**What you have to do**. Extract each line where the string "only" shows up.
--- Working data ---
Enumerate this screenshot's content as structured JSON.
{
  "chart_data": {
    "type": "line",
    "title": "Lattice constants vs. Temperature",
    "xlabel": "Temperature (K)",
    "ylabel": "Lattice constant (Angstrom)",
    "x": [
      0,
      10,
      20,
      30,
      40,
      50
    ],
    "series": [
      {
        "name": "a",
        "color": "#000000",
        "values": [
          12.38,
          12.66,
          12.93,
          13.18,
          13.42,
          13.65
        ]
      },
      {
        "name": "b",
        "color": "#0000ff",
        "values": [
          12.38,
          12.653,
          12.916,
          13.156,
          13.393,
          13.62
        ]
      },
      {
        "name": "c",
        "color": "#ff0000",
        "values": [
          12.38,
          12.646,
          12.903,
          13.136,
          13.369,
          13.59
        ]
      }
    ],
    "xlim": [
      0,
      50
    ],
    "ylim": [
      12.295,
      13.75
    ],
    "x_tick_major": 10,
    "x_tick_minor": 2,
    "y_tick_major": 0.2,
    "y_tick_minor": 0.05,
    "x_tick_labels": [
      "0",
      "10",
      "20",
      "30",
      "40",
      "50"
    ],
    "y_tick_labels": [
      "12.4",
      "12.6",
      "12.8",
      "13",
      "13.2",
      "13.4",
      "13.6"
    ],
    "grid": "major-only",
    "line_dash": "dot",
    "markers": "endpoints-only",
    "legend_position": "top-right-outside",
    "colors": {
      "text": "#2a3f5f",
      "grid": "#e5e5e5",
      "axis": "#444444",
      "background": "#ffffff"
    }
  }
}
---
**Answer to this exercise**.
    "grid": "major-only",
    "markers": "endpoints-only",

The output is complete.